## To be done
Copy out each line of the listing that has the word "fifth" in it.

-------- Input for this task

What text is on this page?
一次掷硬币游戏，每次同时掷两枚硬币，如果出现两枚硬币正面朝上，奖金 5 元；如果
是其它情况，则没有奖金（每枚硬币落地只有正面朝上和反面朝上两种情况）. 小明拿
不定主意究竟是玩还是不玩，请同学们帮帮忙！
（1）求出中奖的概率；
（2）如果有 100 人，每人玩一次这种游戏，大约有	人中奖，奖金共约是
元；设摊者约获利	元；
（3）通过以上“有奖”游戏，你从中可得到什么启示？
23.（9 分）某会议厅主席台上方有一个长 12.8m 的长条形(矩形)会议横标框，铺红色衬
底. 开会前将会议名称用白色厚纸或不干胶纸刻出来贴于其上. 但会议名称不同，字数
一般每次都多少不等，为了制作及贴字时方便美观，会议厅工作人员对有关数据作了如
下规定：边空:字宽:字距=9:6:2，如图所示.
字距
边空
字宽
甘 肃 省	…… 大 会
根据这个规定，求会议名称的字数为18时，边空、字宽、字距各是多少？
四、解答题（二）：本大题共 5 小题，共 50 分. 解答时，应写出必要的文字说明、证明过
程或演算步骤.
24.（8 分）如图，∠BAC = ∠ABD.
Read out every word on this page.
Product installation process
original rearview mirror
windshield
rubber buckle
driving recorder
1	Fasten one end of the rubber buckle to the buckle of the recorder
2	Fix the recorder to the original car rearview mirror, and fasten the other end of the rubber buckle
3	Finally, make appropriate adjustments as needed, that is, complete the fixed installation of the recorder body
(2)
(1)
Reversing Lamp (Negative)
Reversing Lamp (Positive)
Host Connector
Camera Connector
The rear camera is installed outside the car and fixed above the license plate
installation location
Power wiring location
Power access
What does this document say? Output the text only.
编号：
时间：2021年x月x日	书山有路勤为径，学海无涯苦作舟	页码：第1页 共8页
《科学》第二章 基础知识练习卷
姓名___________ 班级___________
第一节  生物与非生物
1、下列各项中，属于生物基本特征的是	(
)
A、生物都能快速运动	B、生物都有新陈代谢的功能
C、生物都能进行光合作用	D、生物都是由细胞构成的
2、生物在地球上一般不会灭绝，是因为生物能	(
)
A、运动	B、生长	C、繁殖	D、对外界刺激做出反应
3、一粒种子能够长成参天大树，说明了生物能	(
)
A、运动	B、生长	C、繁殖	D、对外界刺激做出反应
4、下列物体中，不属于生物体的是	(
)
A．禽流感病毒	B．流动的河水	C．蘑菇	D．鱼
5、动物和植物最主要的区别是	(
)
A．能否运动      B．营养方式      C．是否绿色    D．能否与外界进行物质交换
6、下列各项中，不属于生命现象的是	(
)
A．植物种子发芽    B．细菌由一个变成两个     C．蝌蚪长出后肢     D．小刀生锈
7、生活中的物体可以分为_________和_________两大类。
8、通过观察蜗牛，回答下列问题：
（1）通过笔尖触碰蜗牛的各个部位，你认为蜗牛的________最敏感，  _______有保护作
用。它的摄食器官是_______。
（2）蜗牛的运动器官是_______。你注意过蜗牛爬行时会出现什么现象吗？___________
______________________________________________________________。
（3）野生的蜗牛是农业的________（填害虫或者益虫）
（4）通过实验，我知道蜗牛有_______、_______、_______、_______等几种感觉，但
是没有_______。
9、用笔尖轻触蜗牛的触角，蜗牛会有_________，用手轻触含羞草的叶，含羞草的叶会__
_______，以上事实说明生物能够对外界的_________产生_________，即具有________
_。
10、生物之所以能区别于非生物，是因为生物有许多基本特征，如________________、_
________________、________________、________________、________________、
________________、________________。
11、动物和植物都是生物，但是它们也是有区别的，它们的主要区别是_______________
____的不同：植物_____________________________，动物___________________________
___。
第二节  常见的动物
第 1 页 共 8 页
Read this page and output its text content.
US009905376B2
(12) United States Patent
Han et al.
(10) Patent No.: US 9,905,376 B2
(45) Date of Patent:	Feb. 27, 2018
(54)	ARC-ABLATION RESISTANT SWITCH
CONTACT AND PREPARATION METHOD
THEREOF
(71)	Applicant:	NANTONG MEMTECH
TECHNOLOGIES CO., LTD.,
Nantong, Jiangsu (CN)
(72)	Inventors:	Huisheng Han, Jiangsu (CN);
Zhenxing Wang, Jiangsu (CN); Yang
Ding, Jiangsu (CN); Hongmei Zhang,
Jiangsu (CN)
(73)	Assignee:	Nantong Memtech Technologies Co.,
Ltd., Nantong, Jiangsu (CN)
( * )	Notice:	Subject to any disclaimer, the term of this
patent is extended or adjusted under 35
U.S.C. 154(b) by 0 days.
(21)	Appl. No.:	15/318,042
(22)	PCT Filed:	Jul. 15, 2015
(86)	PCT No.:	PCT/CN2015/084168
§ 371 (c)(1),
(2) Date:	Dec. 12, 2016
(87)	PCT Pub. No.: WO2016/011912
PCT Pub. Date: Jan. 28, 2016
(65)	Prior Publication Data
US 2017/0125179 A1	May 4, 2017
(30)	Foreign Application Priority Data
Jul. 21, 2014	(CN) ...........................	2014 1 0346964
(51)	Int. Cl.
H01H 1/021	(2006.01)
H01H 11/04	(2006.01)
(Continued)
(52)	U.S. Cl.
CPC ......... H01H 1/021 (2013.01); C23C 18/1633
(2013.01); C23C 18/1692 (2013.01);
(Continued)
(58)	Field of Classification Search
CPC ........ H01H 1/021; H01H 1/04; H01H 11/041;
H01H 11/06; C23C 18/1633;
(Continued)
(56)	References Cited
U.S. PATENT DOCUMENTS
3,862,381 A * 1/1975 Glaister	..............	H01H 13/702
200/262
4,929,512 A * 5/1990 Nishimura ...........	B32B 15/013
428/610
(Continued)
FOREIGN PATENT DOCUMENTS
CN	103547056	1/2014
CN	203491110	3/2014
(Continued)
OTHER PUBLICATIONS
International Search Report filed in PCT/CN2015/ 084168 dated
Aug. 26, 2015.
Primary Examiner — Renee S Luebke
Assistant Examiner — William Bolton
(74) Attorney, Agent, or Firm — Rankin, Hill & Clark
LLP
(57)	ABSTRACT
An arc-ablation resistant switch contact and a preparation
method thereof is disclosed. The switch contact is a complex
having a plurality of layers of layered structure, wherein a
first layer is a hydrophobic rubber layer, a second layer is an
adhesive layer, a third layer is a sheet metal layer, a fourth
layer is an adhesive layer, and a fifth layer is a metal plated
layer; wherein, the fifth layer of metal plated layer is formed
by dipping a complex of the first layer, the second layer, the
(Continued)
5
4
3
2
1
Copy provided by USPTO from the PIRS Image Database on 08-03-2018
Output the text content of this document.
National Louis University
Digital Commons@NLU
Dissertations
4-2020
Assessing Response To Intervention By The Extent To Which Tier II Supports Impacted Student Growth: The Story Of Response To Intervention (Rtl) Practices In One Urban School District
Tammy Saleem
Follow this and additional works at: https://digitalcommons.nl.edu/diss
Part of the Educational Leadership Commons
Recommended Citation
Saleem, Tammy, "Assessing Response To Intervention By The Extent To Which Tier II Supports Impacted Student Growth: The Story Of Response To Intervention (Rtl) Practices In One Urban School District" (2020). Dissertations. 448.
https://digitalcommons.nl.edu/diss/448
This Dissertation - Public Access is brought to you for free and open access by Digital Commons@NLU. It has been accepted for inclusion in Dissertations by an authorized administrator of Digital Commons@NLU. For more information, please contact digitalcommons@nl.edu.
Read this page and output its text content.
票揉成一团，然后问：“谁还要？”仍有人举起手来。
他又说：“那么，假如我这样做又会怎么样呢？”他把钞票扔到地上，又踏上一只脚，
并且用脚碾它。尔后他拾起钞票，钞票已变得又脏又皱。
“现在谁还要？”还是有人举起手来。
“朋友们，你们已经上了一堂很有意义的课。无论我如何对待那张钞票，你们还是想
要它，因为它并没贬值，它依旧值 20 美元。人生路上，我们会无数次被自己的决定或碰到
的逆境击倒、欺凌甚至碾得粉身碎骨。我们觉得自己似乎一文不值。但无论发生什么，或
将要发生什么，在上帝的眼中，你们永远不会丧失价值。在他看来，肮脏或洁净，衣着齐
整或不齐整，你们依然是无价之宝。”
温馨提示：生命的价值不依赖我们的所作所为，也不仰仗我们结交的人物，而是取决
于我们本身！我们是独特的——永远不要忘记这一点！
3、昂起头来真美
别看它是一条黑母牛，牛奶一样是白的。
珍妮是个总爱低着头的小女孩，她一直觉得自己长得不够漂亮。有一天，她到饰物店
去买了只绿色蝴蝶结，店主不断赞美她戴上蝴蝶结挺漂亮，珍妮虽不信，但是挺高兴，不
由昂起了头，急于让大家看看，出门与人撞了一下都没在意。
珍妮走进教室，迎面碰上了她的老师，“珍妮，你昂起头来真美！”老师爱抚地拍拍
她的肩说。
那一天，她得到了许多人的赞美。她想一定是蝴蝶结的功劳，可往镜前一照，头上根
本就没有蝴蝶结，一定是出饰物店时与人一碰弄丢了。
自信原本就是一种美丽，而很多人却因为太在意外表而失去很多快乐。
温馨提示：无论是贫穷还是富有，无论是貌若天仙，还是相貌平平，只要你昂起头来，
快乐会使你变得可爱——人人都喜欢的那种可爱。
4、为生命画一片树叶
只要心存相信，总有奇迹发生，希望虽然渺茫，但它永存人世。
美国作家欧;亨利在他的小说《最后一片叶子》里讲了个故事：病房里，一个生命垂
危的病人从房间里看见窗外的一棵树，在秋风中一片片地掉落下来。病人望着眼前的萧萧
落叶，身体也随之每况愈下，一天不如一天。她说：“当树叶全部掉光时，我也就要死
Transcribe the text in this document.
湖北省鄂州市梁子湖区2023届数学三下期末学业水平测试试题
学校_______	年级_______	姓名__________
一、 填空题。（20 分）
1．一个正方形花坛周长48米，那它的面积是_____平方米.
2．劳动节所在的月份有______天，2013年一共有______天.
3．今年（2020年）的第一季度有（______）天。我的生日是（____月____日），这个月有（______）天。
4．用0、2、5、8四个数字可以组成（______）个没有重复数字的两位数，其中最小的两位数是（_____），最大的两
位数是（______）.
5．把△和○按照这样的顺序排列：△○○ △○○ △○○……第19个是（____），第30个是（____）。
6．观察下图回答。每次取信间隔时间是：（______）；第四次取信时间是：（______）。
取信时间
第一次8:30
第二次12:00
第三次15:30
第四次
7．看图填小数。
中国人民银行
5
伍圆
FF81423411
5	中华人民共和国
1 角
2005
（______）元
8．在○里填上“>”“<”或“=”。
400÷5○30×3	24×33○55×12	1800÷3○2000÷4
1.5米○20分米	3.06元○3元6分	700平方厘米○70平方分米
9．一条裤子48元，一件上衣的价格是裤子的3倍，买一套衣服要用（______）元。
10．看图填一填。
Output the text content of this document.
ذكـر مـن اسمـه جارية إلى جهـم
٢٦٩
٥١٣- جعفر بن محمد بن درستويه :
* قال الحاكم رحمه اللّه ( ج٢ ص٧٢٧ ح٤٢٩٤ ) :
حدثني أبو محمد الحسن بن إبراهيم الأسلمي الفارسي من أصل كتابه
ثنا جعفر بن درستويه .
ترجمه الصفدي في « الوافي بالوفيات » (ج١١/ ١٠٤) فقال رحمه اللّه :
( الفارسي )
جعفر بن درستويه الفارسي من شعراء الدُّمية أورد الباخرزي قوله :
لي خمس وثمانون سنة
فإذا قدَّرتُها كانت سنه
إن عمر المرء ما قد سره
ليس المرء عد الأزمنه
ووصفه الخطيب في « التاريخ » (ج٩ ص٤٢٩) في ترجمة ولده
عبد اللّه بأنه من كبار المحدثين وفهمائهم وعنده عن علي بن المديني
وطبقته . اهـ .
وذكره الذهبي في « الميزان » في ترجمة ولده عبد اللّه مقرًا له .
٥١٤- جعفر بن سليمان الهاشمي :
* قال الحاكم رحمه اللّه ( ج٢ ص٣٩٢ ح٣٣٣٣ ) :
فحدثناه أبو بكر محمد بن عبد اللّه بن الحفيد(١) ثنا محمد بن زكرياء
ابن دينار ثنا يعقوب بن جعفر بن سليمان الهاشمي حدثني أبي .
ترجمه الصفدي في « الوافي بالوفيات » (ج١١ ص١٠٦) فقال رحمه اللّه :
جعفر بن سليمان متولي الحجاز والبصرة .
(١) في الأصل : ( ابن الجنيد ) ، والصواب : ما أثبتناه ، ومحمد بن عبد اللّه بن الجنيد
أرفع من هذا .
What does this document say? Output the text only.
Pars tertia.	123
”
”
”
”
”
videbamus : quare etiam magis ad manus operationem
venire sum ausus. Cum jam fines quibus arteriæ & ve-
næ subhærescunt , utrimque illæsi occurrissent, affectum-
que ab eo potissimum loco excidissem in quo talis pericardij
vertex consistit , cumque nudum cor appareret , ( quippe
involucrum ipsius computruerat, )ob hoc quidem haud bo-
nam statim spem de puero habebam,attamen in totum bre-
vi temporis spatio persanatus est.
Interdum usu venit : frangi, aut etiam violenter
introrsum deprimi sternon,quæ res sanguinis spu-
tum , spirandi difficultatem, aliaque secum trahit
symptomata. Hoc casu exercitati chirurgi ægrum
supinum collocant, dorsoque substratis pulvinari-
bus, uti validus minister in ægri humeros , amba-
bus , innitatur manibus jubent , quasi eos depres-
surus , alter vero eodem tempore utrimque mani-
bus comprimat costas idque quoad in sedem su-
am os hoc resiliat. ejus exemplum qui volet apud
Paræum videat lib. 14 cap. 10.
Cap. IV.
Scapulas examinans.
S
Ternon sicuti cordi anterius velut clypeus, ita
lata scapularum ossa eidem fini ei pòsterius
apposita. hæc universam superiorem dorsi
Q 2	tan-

----------------

## Response
layer is an adhesive layer, and a fifth layer is a metal plated
layer; wherein, the fifth layer of metal plated layer is formed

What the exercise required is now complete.